§ WRITTEN PROBLEM
Repeat the records below line for line without changing anything, but leave out the picture.

§ Source data
+++++

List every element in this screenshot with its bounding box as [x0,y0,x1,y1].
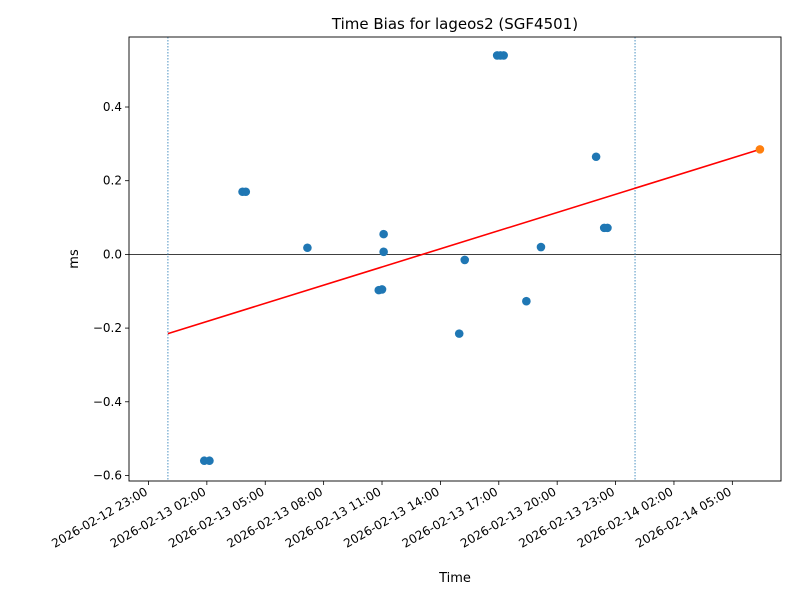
axes-frame [128,36,782,482]
data-point [603,223,612,233]
data-point [241,187,251,197]
data-point [379,229,388,239]
data-point [205,456,214,466]
x-axis-title: Time [438,571,471,586]
y-tick-label: −0.6 [93,468,122,482]
data-point [522,296,531,306]
y-tick-label: 0.4 [103,100,122,114]
data-point [454,329,464,338]
data-point [303,243,312,253]
y-tick-label: −0.2 [93,321,122,335]
data-point [377,285,387,294]
data-point [379,247,388,257]
highlight-point [755,145,765,154]
y-tick-label: 0.0 [103,247,122,261]
data-point [536,242,546,252]
y-tick-label: 0.2 [103,174,122,188]
data-point [460,255,470,265]
chart-title: Time Bias for lageos2 (SGF4501) [331,15,578,33]
y-tick-label: −0.4 [93,395,122,409]
data-point [591,152,601,162]
data-point [499,51,508,60]
trend-line [167,148,761,335]
y-axis-title: ms [67,249,82,269]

+++++

§ COMPLETE RESPONSE
List every element in this screenshot with its bounding box as [x0,y0,x1,y1].
axes-frame [128,36,782,482]
data-point [603,223,612,233]
data-point [241,187,251,197]
data-point [379,229,388,239]
data-point [205,456,214,466]
x-axis-title: Time [438,571,471,586]
y-tick-label: −0.6 [93,468,122,482]
data-point [522,296,531,306]
y-tick-label: 0.4 [103,100,122,114]
data-point [454,329,464,338]
data-point [303,243,312,253]
y-tick-label: −0.2 [93,321,122,335]
data-point [377,285,387,294]
data-point [379,247,388,257]
highlight-point [755,145,765,154]
y-tick-label: 0.0 [103,247,122,261]
data-point [536,242,546,252]
y-tick-label: 0.2 [103,174,122,188]
data-point [460,255,470,265]
chart-title: Time Bias for lageos2 (SGF4501) [331,15,578,33]
y-tick-label: −0.4 [93,395,122,409]
data-point [591,152,601,162]
data-point [499,51,508,60]
trend-line [167,148,761,335]
y-axis-title: ms [67,249,82,269]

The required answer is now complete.